Recorded data
──────────

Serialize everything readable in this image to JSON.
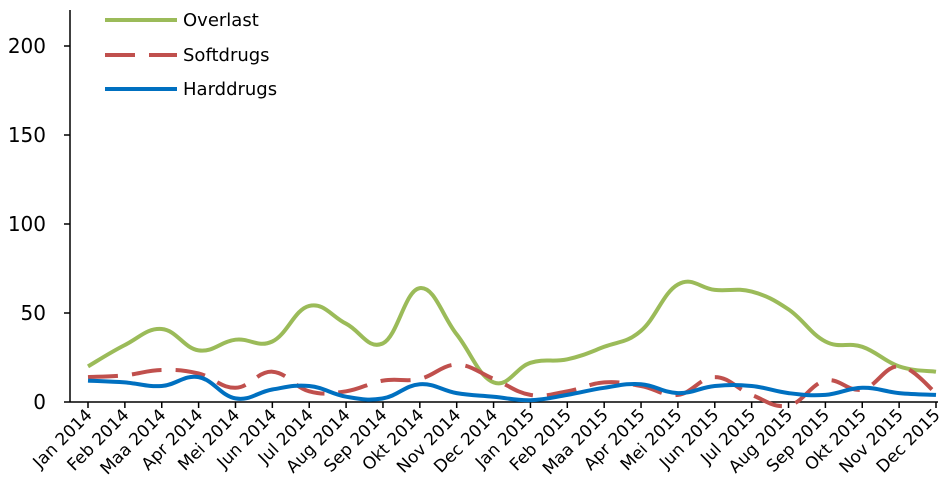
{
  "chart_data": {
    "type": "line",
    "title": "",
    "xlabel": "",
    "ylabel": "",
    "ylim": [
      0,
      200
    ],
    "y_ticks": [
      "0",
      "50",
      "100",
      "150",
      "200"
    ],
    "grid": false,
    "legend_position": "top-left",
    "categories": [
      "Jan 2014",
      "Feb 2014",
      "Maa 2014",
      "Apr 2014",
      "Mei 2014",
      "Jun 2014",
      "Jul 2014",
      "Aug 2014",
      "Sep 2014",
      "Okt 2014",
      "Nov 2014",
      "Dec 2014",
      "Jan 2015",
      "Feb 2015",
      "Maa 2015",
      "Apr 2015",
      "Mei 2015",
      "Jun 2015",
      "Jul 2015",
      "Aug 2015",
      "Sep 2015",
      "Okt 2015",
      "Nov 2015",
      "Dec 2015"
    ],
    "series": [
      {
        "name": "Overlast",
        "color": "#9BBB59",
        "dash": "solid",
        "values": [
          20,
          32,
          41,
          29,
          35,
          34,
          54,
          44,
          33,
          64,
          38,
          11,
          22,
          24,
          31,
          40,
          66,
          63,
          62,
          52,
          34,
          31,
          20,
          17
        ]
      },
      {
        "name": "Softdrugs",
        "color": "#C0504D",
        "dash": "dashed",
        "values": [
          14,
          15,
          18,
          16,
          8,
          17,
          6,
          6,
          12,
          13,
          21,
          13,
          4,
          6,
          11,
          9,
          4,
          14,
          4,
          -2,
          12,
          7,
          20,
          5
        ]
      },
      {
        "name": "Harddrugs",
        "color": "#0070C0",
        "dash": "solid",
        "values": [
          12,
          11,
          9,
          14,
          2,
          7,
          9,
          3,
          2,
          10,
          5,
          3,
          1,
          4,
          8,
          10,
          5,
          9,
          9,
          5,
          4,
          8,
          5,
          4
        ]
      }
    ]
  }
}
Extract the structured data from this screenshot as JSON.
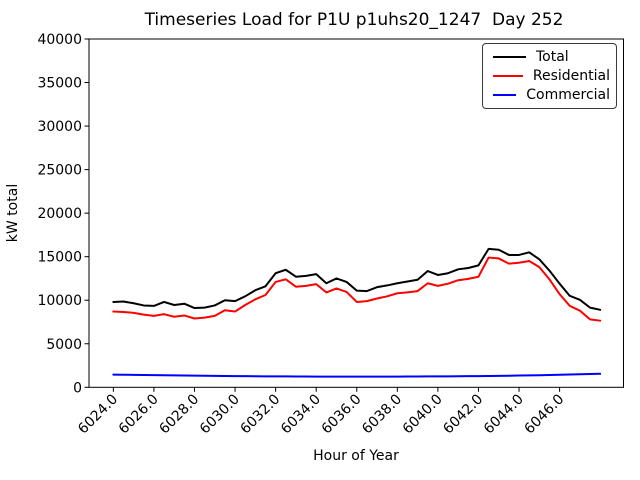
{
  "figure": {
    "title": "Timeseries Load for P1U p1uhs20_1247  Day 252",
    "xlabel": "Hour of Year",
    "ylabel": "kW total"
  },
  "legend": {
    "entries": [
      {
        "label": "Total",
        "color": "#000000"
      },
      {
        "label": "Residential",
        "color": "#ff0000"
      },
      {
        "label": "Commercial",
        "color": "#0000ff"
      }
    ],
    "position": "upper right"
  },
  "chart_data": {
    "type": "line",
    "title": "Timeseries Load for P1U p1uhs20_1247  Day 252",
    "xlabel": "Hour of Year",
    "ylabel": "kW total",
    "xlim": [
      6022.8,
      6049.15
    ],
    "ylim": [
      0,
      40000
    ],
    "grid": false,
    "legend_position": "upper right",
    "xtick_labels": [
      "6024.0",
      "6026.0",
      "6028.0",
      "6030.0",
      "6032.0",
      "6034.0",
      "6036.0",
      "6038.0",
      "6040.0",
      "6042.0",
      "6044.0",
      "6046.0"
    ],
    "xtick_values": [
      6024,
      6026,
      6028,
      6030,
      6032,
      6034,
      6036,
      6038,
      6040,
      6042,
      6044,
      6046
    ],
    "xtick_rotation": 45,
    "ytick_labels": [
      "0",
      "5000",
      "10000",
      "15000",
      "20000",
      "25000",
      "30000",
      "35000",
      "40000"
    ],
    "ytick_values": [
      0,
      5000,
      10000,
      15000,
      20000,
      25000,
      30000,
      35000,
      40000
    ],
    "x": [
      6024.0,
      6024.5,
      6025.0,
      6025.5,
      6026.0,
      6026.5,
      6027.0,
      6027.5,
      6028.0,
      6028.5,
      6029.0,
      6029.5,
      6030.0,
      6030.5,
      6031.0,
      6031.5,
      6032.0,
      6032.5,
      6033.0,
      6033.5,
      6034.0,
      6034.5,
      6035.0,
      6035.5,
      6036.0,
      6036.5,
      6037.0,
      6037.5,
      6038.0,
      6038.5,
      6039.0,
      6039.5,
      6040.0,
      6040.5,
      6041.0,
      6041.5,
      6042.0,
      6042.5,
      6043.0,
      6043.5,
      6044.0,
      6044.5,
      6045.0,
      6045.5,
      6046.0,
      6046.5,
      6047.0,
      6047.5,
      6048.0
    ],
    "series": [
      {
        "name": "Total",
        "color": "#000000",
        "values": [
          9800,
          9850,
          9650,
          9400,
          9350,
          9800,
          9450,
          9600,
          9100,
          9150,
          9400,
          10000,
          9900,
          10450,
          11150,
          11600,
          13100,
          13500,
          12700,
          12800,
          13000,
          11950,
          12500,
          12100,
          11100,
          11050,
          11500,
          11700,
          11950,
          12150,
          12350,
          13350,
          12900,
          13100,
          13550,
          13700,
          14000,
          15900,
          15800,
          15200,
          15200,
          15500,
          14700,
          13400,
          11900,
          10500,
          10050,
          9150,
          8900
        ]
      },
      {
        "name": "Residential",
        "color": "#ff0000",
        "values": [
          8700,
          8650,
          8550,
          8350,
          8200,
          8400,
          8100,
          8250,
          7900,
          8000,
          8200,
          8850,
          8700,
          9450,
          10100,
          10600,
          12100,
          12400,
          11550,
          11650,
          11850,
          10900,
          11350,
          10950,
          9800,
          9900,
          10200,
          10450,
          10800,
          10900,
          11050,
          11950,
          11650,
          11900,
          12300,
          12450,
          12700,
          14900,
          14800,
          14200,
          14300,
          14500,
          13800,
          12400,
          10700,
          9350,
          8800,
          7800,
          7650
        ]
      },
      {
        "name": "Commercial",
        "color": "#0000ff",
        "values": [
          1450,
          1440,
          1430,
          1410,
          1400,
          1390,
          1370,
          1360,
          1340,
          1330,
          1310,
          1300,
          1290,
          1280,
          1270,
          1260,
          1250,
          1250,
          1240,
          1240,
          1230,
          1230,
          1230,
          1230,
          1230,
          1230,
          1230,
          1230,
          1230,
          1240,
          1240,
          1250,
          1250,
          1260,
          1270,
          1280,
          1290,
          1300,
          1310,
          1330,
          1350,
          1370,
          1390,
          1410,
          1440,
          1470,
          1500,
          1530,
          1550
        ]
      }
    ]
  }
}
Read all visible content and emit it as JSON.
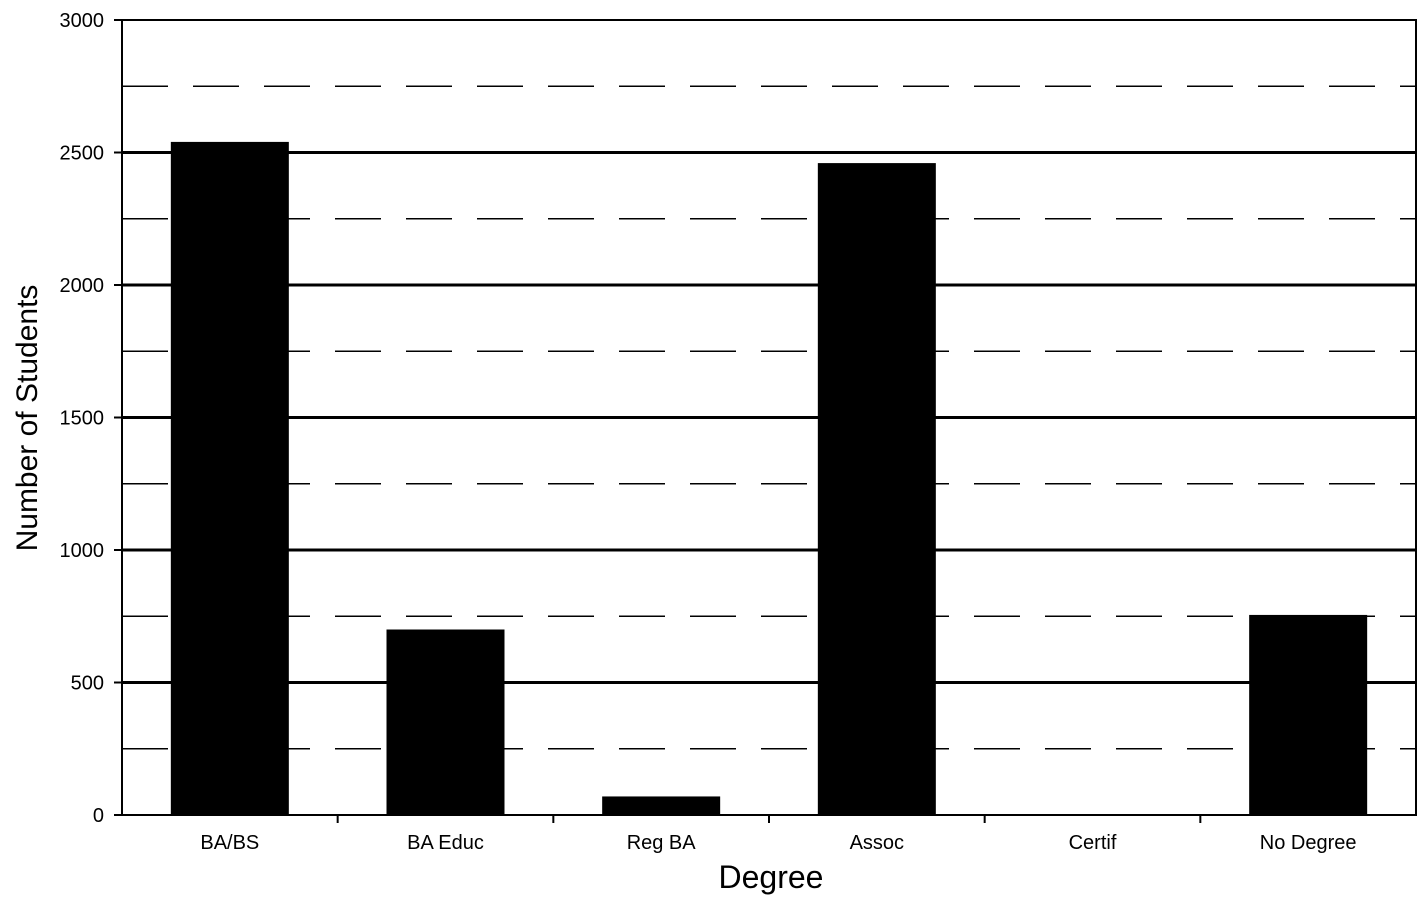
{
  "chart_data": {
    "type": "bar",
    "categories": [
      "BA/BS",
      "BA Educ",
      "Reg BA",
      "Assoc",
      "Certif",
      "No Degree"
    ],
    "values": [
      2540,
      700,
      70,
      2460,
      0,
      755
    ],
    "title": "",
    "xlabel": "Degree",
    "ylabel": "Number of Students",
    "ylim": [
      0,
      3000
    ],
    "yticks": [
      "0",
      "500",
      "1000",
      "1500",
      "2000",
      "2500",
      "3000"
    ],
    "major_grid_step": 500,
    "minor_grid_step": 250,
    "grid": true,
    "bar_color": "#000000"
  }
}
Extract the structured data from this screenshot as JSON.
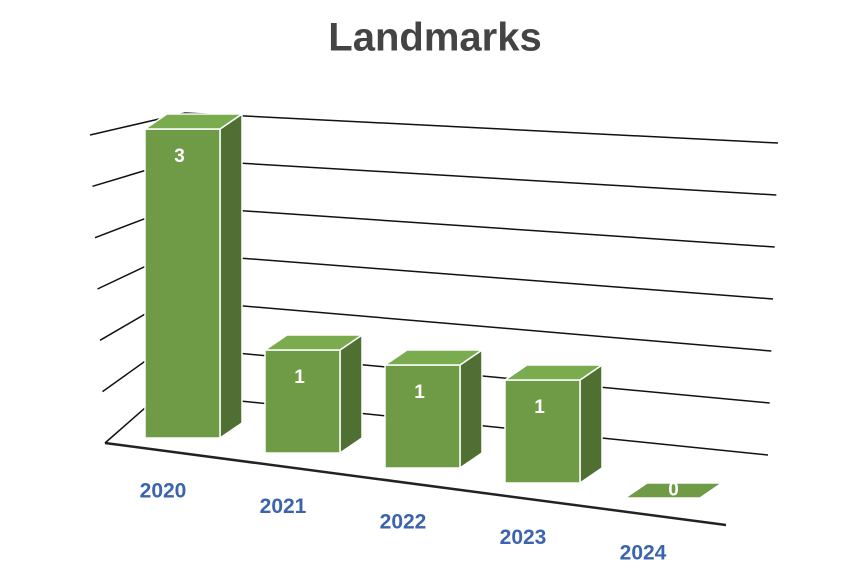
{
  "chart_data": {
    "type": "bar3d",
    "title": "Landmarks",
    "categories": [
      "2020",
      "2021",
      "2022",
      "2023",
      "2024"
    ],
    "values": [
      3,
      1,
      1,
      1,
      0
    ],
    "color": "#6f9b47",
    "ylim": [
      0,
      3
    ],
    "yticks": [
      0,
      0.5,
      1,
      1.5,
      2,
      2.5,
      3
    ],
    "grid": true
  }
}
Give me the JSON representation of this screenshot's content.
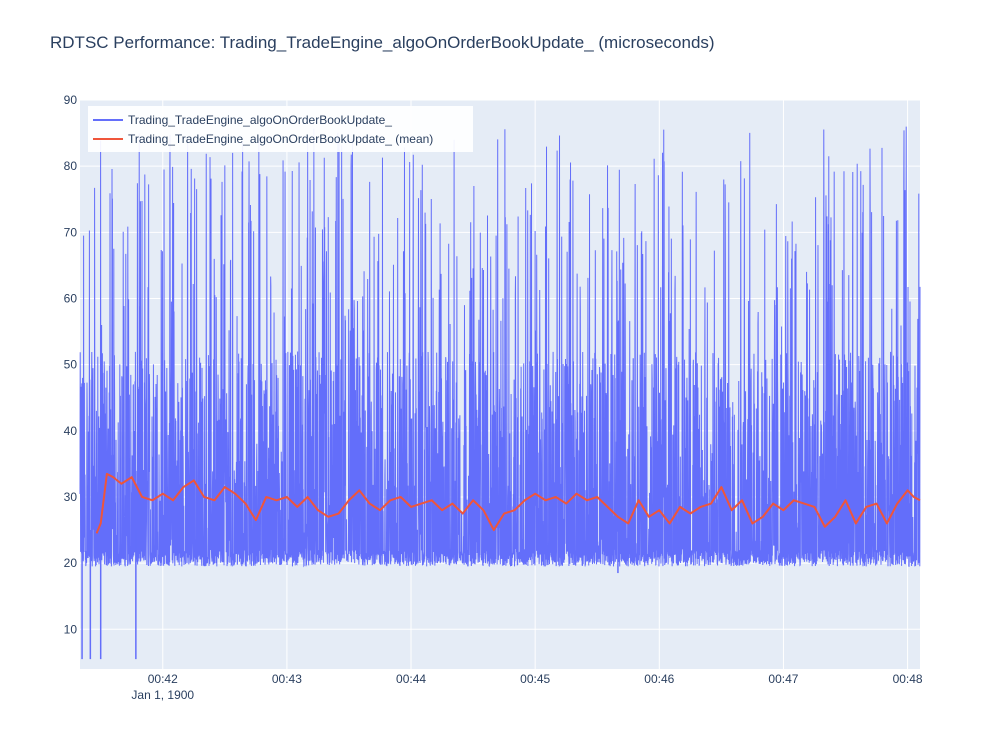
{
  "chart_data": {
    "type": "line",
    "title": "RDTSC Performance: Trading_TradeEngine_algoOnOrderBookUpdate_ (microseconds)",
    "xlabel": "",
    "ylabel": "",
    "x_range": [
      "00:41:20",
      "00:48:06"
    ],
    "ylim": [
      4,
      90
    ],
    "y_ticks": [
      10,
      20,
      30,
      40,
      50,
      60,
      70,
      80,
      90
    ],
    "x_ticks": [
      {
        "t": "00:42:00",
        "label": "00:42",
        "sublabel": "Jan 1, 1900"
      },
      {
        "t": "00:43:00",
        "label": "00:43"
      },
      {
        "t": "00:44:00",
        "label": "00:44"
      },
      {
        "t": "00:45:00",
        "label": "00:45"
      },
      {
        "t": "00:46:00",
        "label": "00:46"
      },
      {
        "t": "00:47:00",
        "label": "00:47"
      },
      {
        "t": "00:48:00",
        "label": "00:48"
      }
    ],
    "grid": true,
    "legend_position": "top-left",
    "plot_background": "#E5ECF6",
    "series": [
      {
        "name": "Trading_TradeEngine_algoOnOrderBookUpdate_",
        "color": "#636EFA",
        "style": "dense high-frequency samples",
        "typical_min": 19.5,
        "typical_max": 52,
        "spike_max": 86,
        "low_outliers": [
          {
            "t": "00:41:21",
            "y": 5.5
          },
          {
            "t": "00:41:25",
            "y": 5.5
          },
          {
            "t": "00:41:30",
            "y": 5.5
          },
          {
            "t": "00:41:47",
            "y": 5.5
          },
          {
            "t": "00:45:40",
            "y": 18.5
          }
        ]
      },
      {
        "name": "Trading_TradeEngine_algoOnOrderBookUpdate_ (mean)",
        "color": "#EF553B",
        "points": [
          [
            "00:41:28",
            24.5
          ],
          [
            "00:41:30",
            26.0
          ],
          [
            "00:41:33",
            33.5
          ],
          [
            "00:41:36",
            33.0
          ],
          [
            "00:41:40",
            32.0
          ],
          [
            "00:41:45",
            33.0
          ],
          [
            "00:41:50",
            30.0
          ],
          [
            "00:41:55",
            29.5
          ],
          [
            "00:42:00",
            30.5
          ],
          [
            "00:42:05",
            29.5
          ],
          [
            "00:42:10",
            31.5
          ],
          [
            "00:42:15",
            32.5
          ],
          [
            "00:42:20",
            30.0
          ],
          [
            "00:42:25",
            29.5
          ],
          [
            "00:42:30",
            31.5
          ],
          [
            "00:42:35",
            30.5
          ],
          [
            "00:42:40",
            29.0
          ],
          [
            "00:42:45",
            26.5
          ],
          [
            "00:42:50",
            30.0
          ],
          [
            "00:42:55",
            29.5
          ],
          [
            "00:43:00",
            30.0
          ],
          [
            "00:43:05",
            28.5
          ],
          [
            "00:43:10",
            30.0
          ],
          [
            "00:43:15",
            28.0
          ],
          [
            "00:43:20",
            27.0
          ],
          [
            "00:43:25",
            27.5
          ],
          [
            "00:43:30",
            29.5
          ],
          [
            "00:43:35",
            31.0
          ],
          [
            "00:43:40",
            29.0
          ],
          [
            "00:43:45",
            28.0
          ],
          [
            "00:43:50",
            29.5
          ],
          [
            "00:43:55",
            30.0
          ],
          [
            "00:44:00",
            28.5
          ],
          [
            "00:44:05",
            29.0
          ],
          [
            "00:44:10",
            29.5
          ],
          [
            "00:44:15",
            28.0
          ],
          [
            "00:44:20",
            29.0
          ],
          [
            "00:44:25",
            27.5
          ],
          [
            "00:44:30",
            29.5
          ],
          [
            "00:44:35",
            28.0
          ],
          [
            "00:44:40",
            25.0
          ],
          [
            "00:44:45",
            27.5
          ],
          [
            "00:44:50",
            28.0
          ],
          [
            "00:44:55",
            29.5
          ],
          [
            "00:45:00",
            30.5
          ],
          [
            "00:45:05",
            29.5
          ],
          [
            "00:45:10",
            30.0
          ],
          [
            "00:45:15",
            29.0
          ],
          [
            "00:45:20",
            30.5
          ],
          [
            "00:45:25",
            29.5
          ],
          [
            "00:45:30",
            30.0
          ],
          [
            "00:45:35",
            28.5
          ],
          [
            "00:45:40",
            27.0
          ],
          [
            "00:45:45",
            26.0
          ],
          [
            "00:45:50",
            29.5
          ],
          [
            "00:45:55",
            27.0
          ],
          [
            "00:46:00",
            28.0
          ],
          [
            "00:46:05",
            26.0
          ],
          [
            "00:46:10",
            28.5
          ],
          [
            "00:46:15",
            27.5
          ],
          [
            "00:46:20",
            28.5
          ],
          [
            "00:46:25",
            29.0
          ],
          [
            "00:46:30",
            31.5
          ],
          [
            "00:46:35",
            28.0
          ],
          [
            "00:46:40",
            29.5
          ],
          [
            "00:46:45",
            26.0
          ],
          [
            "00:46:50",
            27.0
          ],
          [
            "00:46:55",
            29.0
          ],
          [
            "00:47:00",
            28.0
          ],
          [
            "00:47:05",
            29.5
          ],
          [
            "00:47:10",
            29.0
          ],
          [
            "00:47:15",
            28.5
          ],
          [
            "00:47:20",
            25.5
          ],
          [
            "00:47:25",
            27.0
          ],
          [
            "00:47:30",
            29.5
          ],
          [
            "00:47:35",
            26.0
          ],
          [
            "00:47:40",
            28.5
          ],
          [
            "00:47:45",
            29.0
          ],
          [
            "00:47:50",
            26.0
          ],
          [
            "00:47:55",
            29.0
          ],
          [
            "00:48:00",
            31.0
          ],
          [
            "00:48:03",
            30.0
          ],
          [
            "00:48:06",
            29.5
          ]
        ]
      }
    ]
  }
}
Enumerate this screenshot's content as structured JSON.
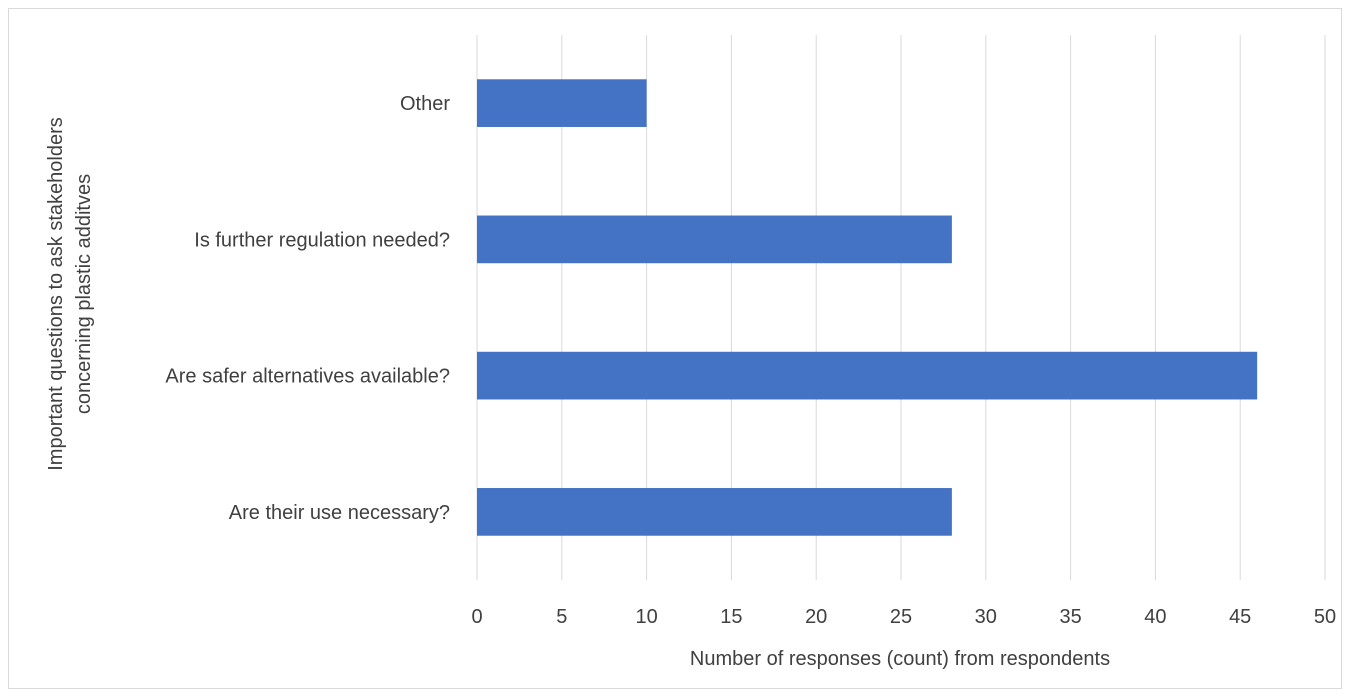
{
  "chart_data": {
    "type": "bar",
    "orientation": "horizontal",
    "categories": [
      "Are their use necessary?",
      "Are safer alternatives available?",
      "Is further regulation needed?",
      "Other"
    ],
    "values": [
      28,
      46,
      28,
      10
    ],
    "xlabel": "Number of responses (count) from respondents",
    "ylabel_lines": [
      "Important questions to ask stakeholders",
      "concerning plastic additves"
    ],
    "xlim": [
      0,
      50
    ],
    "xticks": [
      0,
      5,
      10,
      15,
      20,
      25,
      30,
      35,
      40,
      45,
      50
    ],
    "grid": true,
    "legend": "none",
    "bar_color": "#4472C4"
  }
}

──────────

Instructions for the task
Repeat only the lines from the one with "Enumerate this screenshot's" through the end of the data, both included and exactly as written. Pictures stay out of the copy.

Result of this exercise
Enumerate this screenshot's content as structured JSON.
{
  "chart_data": {
    "type": "bar",
    "orientation": "horizontal",
    "categories": [
      "Are their use necessary?",
      "Are safer alternatives available?",
      "Is further regulation needed?",
      "Other"
    ],
    "values": [
      28,
      46,
      28,
      10
    ],
    "xlabel": "Number of responses (count) from respondents",
    "ylabel_lines": [
      "Important questions to ask stakeholders",
      "concerning plastic additves"
    ],
    "xlim": [
      0,
      50
    ],
    "xticks": [
      0,
      5,
      10,
      15,
      20,
      25,
      30,
      35,
      40,
      45,
      50
    ],
    "grid": true,
    "legend": "none",
    "bar_color": "#4472C4"
  }
}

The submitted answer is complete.